> AIM: Retype each entry below exactly as it stands.

> MATERIAL FOR THIS EXERCISE:
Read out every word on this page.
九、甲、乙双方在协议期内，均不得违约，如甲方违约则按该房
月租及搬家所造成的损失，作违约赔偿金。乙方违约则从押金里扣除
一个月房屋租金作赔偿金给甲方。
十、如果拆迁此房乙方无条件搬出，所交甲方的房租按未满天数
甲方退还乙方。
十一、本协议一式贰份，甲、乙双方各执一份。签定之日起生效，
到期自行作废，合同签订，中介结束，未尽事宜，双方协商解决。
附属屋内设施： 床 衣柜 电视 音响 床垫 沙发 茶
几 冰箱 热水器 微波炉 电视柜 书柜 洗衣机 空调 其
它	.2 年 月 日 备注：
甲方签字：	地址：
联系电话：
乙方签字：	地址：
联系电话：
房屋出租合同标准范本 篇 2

> WRITTEN SOLUTION:
Read out every word on this page.
九、甲、乙双方在协议期内，均不得违约，如甲方违约则按该房
月租及搬家所造成的损失，作违约赔偿金。乙方违约则从押金里扣除
一个月房屋租金作赔偿金给甲方。
十、如果拆迁此房乙方无条件搬出，所交甲方的房租按未满天数
甲方退还乙方。
十一、本协议一式贰份，甲、乙双方各执一份。签定之日起生效，
到期自行作废，合同签订，中介结束，未尽事宜，双方协商解决。
附属屋内设施： 床 衣柜 电视 音响 床垫 沙发 茶
几 冰箱 热水器 微波炉 电视柜 书柜 洗衣机 空调 其
它	.2 年 月 日 备注：
甲方签字：	地址：
联系电话：
乙方签字：	地址：
联系电话：
房屋出租合同标准范本 篇 2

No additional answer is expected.